● THE REQUEST: Below is a block of records; reproduce all of them exactly and leave out any pictures.

## begin DATA FOR THIS TASK

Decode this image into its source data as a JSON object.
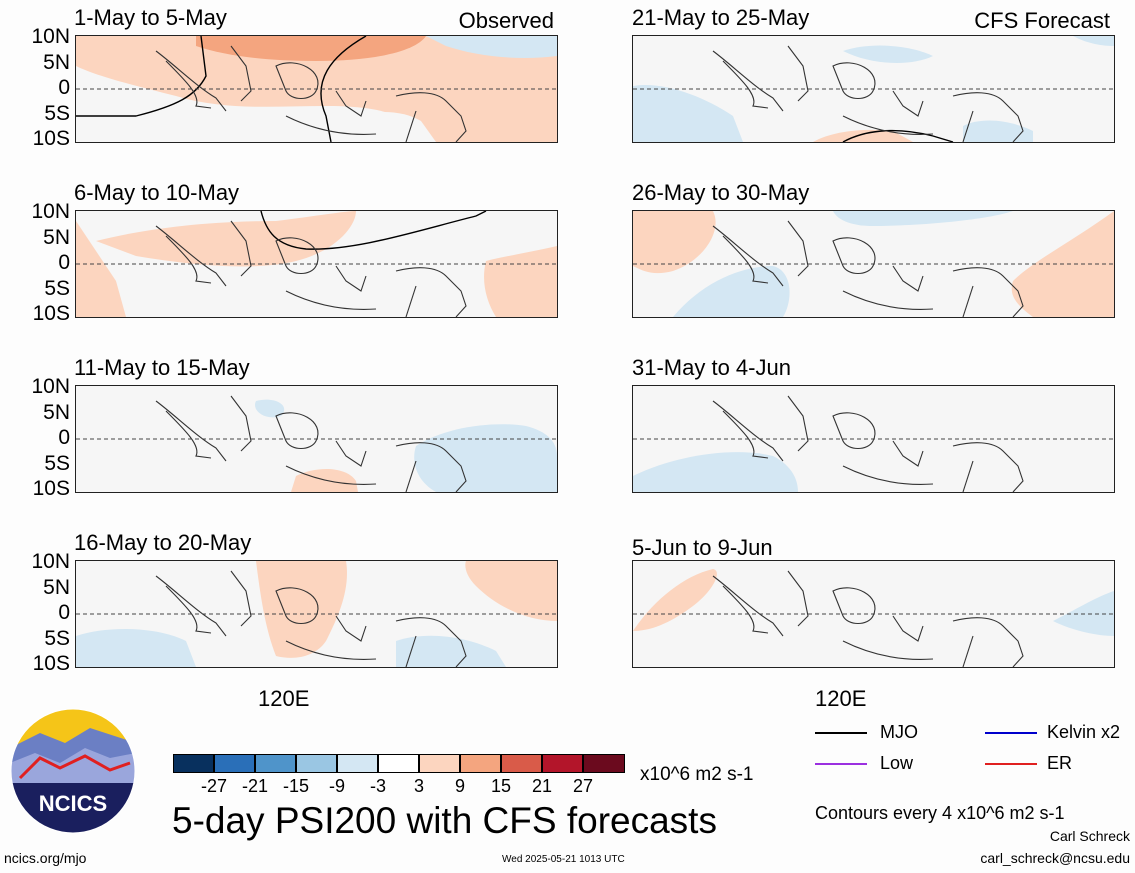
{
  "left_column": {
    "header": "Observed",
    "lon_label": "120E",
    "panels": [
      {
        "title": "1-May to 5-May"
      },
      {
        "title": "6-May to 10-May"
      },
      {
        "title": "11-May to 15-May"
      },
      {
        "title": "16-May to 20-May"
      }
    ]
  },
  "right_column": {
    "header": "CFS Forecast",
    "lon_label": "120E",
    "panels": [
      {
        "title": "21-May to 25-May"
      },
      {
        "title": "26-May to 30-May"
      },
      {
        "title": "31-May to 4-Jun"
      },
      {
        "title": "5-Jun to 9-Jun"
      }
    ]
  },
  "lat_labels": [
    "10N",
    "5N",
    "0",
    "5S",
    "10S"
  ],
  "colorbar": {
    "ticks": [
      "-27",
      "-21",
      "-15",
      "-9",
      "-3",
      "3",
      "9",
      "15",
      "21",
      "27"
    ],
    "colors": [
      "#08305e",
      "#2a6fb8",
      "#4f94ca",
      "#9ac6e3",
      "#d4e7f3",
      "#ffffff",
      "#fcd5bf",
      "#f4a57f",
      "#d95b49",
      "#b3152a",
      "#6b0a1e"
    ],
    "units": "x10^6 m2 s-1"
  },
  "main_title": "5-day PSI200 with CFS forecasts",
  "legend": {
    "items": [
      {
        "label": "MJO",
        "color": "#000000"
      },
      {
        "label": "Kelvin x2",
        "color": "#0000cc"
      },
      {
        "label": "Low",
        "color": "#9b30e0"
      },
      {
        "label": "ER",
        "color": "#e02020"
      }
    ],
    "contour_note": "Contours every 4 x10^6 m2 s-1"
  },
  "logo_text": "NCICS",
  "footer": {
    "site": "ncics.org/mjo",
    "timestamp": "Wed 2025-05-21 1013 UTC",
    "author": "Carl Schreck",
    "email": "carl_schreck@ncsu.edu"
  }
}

## end DATA FOR THIS TASK

● RESPONSE:
Decode this image into its source data as a JSON object.
{
  "left_column": {
    "header": "Observed",
    "lon_label": "120E",
    "panels": [
      {
        "title": "1-May to 5-May"
      },
      {
        "title": "6-May to 10-May"
      },
      {
        "title": "11-May to 15-May"
      },
      {
        "title": "16-May to 20-May"
      }
    ]
  },
  "right_column": {
    "header": "CFS Forecast",
    "lon_label": "120E",
    "panels": [
      {
        "title": "21-May to 25-May"
      },
      {
        "title": "26-May to 30-May"
      },
      {
        "title": "31-May to 4-Jun"
      },
      {
        "title": "5-Jun to 9-Jun"
      }
    ]
  },
  "lat_labels": [
    "10N",
    "5N",
    "0",
    "5S",
    "10S"
  ],
  "colorbar": {
    "ticks": [
      "-27",
      "-21",
      "-15",
      "-9",
      "-3",
      "3",
      "9",
      "15",
      "21",
      "27"
    ],
    "colors": [
      "#08305e",
      "#2a6fb8",
      "#4f94ca",
      "#9ac6e3",
      "#d4e7f3",
      "#ffffff",
      "#fcd5bf",
      "#f4a57f",
      "#d95b49",
      "#b3152a",
      "#6b0a1e"
    ],
    "units": "x10^6 m2 s-1"
  },
  "main_title": "5-day PSI200 with CFS forecasts",
  "legend": {
    "items": [
      {
        "label": "MJO",
        "color": "#000000"
      },
      {
        "label": "Kelvin x2",
        "color": "#0000cc"
      },
      {
        "label": "Low",
        "color": "#9b30e0"
      },
      {
        "label": "ER",
        "color": "#e02020"
      }
    ],
    "contour_note": "Contours every 4 x10^6 m2 s-1"
  },
  "logo_text": "NCICS",
  "footer": {
    "site": "ncics.org/mjo",
    "timestamp": "Wed 2025-05-21 1013 UTC",
    "author": "Carl Schreck",
    "email": "carl_schreck@ncsu.edu"
  }
}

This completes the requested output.